___ DATA SECTION ___
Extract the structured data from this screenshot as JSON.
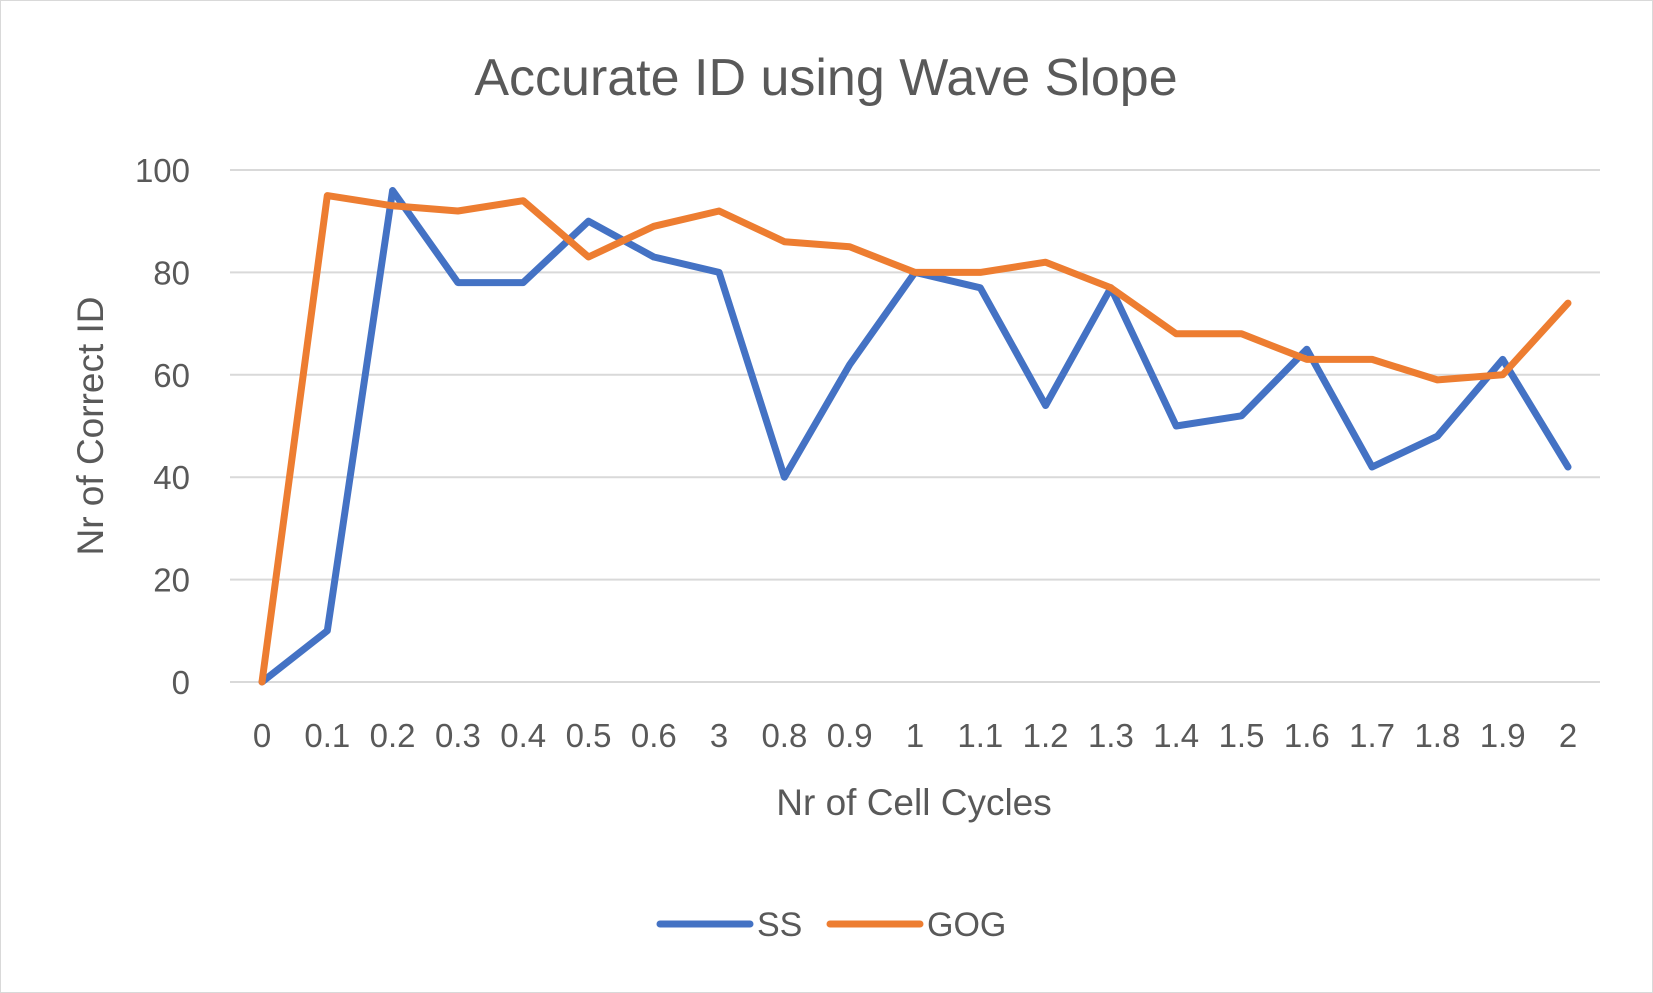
{
  "chart_data": {
    "type": "line",
    "title": "Accurate ID using Wave Slope",
    "xlabel": "Nr of Cell Cycles",
    "ylabel": "Nr of Correct ID",
    "categories": [
      "0",
      "0.1",
      "0.2",
      "0.3",
      "0.4",
      "0.5",
      "0.6",
      "3",
      "0.8",
      "0.9",
      "1",
      "1.1",
      "1.2",
      "1.3",
      "1.4",
      "1.5",
      "1.6",
      "1.7",
      "1.8",
      "1.9",
      "2"
    ],
    "ylim": [
      0,
      100
    ],
    "yticks": [
      "0",
      "20",
      "40",
      "60",
      "80",
      "100"
    ],
    "grid": true,
    "legend_position": "bottom",
    "series": [
      {
        "name": "SS",
        "color": "#4472c4",
        "values": [
          0,
          10,
          96,
          78,
          78,
          90,
          83,
          80,
          40,
          62,
          80,
          77,
          54,
          77,
          50,
          52,
          65,
          42,
          48,
          63,
          42
        ]
      },
      {
        "name": "GOG",
        "color": "#ed7d31",
        "values": [
          0,
          95,
          93,
          92,
          94,
          83,
          89,
          92,
          86,
          85,
          80,
          80,
          82,
          77,
          68,
          68,
          63,
          63,
          59,
          60,
          74
        ]
      }
    ]
  }
}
___
**WHAT THE TASK ASKS**
In the copy, include no pictures; restate the listing above exactly.

**RESPONSE**
Extract the structured data from this screenshot as JSON.
{
  "chart_data": {
    "type": "line",
    "title": "Accurate ID using Wave Slope",
    "xlabel": "Nr of Cell Cycles",
    "ylabel": "Nr of Correct ID",
    "categories": [
      "0",
      "0.1",
      "0.2",
      "0.3",
      "0.4",
      "0.5",
      "0.6",
      "3",
      "0.8",
      "0.9",
      "1",
      "1.1",
      "1.2",
      "1.3",
      "1.4",
      "1.5",
      "1.6",
      "1.7",
      "1.8",
      "1.9",
      "2"
    ],
    "ylim": [
      0,
      100
    ],
    "yticks": [
      "0",
      "20",
      "40",
      "60",
      "80",
      "100"
    ],
    "grid": true,
    "legend_position": "bottom",
    "series": [
      {
        "name": "SS",
        "color": "#4472c4",
        "values": [
          0,
          10,
          96,
          78,
          78,
          90,
          83,
          80,
          40,
          62,
          80,
          77,
          54,
          77,
          50,
          52,
          65,
          42,
          48,
          63,
          42
        ]
      },
      {
        "name": "GOG",
        "color": "#ed7d31",
        "values": [
          0,
          95,
          93,
          92,
          94,
          83,
          89,
          92,
          86,
          85,
          80,
          80,
          82,
          77,
          68,
          68,
          63,
          63,
          59,
          60,
          74
        ]
      }
    ]
  }
}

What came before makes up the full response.